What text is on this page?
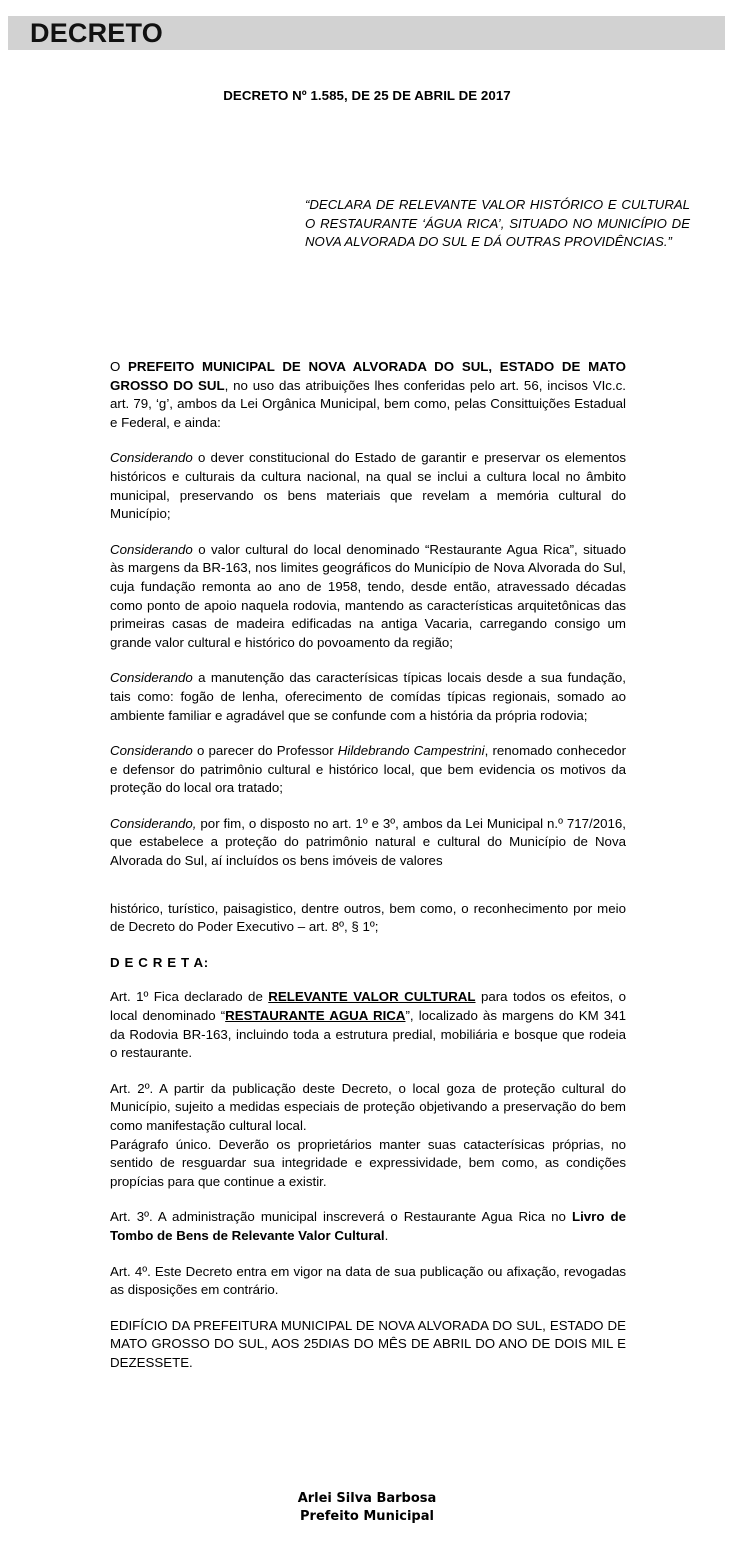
DECRETO
DECRETO Nº 1.585, DE 25 DE ABRIL DE 2017
“DECLARA DE RELEVANTE VALOR HISTÓRICO E CULTURAL O RESTAURANTE ‘ÁGUA RICA’, SITUADO NO MUNICÍPIO DE NOVA ALVORADA DO SUL E DÁ OUTRAS PROVIDÊNCIAS.”

O PREFEITO MUNICIPAL DE NOVA ALVORADA DO SUL, ESTADO DE MATO GROSSO DO SUL, no uso das atribuições lhes conferidas pelo art. 56, incisos VIc.c. art. 79, ‘g’, ambos da Lei Orgânica Municipal, bem como, pelas Consittuições Estadual e Federal, e ainda:

Considerando o dever constitucional do Estado de garantir e preservar os elementos históricos e culturais da cultura nacional, na qual se inclui a cultura local no âmbito municipal, preservando os bens materiais que revelam a memória cultural do Município;

Considerando o valor cultural do local denominado “Restaurante Agua Rica”, situado às margens da BR-163, nos limites geográficos do Município de Nova Alvorada do Sul, cuja fundação remonta ao ano de 1958, tendo, desde então, atravessado décadas como ponto de apoio naquela rodovia, mantendo as características arquitetônicas das primeiras casas de madeira edificadas na antiga Vacaria, carregando consigo um grande valor cultural e histórico do povoamento da região;

Considerando a manutenção das caracterísicas típicas locais desde a sua fundação, tais como: fogão de lenha, oferecimento de comídas típicas regionais, somado ao ambiente familiar e agradável que se confunde com a história da própria rodovia;

Considerando o parecer do Professor Hildebrando Campestrini, renomado conhecedor e defensor do patrimônio cultural e histórico local, que bem evidencia os motivos da proteção do local ora tratado;

Considerando, por fim, o disposto no art. 1º e 3º, ambos da Lei Municipal n.º 717/2016, que estabelece a proteção do patrimônio natural e cultural do Município de Nova Alvorada do Sul, aí incluídos os bens imóveis de valores

histórico, turístico, paisagistico, dentre outros, bem como, o reconhecimento por meio de Decreto do Poder Executivo – art. 8º, § 1º;

D E C R E T A:

Art. 1º Fica declarado de RELEVANTE VALOR CULTURAL para todos os efeitos, o local denominado “RESTAURANTE AGUA RICA”, localizado às margens do KM 341 da Rodovia BR-163, incluindo toda a estrutura predial, mobiliária e bosque que rodeia o restaurante.

Art. 2º. A partir da publicação deste Decreto, o local goza de proteção cultural do Município, sujeito a medidas especiais de proteção objetivando a preservação do bem como manifestação cultural local.

Parágrafo único. Deverão os proprietários manter suas catacterísicas próprias, no sentido de resguardar sua integridade e expressividade, bem como, as condições propícias para que continue a existir.

Art. 3º. A administração municipal inscreverá o Restaurante Agua Rica no Livro de Tombo de Bens de Relevante Valor Cultural.

Art. 4º. Este Decreto entra em vigor na data de sua publicação ou afixação, revogadas as disposições em contrário.

EDIFÍCIO DA PREFEITURA MUNICIPAL DE NOVA ALVORADA DO SUL, ESTADO DE MATO GROSSO DO SUL, AOS 25DIAS DO MÊS DE ABRIL DO ANO DE DOIS MIL E DEZESSETE.

Arlei Silva Barbosa
Prefeito Municipal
******
### [SHORT EXERCISE]
Copy every entry word for word, but omit the pictures.

### [EXERCISE OUTPUT]
What text is on this page?
DECRETO
DECRETO Nº 1.585, DE 25 DE ABRIL DE 2017
“DECLARA DE RELEVANTE VALOR HISTÓRICO E CULTURAL O RESTAURANTE ‘ÁGUA RICA’, SITUADO NO MUNICÍPIO DE NOVA ALVORADA DO SUL E DÁ OUTRAS PROVIDÊNCIAS.”

O PREFEITO MUNICIPAL DE NOVA ALVORADA DO SUL, ESTADO DE MATO GROSSO DO SUL, no uso das atribuições lhes conferidas pelo art. 56, incisos VIc.c. art. 79, ‘g’, ambos da Lei Orgânica Municipal, bem como, pelas Consittuições Estadual e Federal, e ainda:

Considerando o dever constitucional do Estado de garantir e preservar os elementos históricos e culturais da cultura nacional, na qual se inclui a cultura local no âmbito municipal, preservando os bens materiais que revelam a memória cultural do Município;

Considerando o valor cultural do local denominado “Restaurante Agua Rica”, situado às margens da BR-163, nos limites geográficos do Município de Nova Alvorada do Sul, cuja fundação remonta ao ano de 1958, tendo, desde então, atravessado décadas como ponto de apoio naquela rodovia, mantendo as características arquitetônicas das primeiras casas de madeira edificadas na antiga Vacaria, carregando consigo um grande valor cultural e histórico do povoamento da região;

Considerando a manutenção das caracterísicas típicas locais desde a sua fundação, tais como: fogão de lenha, oferecimento de comídas típicas regionais, somado ao ambiente familiar e agradável que se confunde com a história da própria rodovia;

Considerando o parecer do Professor Hildebrando Campestrini, renomado conhecedor e defensor do patrimônio cultural e histórico local, que bem evidencia os motivos da proteção do local ora tratado;

Considerando, por fim, o disposto no art. 1º e 3º, ambos da Lei Municipal n.º 717/2016, que estabelece a proteção do patrimônio natural e cultural do Município de Nova Alvorada do Sul, aí incluídos os bens imóveis de valores

histórico, turístico, paisagistico, dentre outros, bem como, o reconhecimento por meio de Decreto do Poder Executivo – art. 8º, § 1º;

D E C R E T A:

Art. 1º Fica declarado de RELEVANTE VALOR CULTURAL para todos os efeitos, o local denominado “RESTAURANTE AGUA RICA”, localizado às margens do KM 341 da Rodovia BR-163, incluindo toda a estrutura predial, mobiliária e bosque que rodeia o restaurante.

Art. 2º. A partir da publicação deste Decreto, o local goza de proteção cultural do Município, sujeito a medidas especiais de proteção objetivando a preservação do bem como manifestação cultural local.

Parágrafo único. Deverão os proprietários manter suas catacterísicas próprias, no sentido de resguardar sua integridade e expressividade, bem como, as condições propícias para que continue a existir.

Art. 3º. A administração municipal inscreverá o Restaurante Agua Rica no Livro de Tombo de Bens de Relevante Valor Cultural.

Art. 4º. Este Decreto entra em vigor na data de sua publicação ou afixação, revogadas as disposições em contrário.

EDIFÍCIO DA PREFEITURA MUNICIPAL DE NOVA ALVORADA DO SUL, ESTADO DE MATO GROSSO DO SUL, AOS 25DIAS DO MÊS DE ABRIL DO ANO DE DOIS MIL E DEZESSETE.

Arlei Silva Barbosa
Prefeito Municipal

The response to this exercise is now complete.